AIM OF THE EXERCISE: Extract exactly the range of lines bounded by the line containing "Transcribe this image's" and the final line of the listing, both ends included, and no other lines.

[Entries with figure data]

########################################

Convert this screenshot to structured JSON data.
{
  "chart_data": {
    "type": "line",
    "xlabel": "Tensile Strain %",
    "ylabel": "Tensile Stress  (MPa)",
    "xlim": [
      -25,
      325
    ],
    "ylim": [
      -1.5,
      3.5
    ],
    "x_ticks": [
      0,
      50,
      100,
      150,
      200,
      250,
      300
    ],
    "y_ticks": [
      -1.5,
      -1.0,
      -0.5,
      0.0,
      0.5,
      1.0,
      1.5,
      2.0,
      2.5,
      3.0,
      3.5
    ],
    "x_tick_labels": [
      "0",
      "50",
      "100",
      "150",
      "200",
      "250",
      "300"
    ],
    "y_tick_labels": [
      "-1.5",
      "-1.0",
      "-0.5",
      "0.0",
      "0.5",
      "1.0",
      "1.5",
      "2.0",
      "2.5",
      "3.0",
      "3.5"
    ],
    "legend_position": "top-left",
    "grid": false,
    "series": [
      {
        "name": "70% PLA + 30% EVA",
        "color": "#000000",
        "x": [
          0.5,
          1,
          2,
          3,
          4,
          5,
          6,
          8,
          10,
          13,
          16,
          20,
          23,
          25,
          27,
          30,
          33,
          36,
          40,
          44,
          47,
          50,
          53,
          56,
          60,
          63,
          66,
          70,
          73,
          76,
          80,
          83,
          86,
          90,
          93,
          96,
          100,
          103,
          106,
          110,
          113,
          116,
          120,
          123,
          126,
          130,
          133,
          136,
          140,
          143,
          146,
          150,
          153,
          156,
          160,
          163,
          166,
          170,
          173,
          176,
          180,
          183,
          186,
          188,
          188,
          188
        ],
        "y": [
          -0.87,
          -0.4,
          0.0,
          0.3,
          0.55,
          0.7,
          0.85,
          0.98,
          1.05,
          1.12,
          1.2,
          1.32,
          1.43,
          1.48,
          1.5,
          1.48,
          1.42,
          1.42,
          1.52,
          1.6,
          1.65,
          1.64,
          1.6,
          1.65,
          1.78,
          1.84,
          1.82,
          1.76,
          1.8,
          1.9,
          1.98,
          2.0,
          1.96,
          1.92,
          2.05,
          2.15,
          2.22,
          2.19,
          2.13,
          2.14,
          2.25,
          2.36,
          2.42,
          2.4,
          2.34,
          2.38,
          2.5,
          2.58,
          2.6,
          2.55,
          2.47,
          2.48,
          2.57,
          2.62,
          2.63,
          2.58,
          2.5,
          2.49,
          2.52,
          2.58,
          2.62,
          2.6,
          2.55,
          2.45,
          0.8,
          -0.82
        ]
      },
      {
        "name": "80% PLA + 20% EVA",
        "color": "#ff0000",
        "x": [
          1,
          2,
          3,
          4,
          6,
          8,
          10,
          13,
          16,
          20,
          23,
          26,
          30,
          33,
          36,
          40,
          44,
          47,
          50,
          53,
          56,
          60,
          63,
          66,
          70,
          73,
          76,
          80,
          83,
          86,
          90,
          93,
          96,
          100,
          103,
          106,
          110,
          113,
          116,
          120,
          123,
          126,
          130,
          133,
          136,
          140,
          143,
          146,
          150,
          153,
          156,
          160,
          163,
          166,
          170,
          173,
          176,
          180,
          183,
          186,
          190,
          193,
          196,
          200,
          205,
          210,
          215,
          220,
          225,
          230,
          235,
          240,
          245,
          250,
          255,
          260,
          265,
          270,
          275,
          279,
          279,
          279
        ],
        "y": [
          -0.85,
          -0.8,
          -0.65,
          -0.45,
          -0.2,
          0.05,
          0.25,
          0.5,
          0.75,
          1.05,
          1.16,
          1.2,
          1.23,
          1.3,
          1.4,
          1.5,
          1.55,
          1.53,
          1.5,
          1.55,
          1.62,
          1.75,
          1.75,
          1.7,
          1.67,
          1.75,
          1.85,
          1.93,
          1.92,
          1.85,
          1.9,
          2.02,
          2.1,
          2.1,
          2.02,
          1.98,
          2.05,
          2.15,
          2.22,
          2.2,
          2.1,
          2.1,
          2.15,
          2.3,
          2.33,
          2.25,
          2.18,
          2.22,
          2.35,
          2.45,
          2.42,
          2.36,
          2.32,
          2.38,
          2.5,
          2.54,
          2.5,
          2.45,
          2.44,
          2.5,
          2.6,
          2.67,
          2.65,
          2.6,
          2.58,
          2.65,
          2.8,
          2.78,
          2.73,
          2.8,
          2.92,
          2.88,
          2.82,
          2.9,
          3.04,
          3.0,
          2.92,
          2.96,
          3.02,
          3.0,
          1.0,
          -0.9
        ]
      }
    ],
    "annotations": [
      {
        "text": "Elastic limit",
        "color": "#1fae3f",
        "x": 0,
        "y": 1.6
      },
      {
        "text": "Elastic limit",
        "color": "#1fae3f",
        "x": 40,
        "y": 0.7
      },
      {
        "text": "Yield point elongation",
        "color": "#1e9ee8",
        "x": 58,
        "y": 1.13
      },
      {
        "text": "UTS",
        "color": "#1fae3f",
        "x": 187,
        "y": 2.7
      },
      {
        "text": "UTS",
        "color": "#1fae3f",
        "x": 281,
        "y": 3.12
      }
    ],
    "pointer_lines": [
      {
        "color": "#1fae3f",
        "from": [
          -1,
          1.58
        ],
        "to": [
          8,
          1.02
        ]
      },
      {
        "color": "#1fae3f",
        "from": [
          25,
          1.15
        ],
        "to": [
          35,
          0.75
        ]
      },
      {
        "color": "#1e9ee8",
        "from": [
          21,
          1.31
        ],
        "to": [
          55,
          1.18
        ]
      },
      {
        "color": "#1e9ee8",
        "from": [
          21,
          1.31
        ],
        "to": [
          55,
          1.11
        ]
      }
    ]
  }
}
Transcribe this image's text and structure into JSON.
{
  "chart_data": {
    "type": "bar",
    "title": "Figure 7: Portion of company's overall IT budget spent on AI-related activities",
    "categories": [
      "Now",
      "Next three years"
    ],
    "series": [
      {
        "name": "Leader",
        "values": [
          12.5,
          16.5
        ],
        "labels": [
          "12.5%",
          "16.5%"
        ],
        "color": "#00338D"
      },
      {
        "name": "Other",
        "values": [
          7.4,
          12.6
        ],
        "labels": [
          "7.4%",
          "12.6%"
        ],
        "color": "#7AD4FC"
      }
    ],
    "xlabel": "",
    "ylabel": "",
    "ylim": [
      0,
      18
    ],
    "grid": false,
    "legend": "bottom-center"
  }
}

########################################

REPLY:
Transcribe this image's text and structure into JSON.
{
  "chart_data": {
    "type": "bar",
    "title": "Figure 7: Portion of company's overall IT budget spent on AI-related activities",
    "categories": [
      "Now",
      "Next three years"
    ],
    "series": [
      {
        "name": "Leader",
        "values": [
          12.5,
          16.5
        ],
        "labels": [
          "12.5%",
          "16.5%"
        ],
        "color": "#00338D"
      },
      {
        "name": "Other",
        "values": [
          7.4,
          12.6
        ],
        "labels": [
          "7.4%",
          "12.6%"
        ],
        "color": "#7AD4FC"
      }
    ],
    "xlabel": "",
    "ylabel": "",
    "ylim": [
      0,
      18
    ],
    "grid": false,
    "legend": "bottom-center"
  }
}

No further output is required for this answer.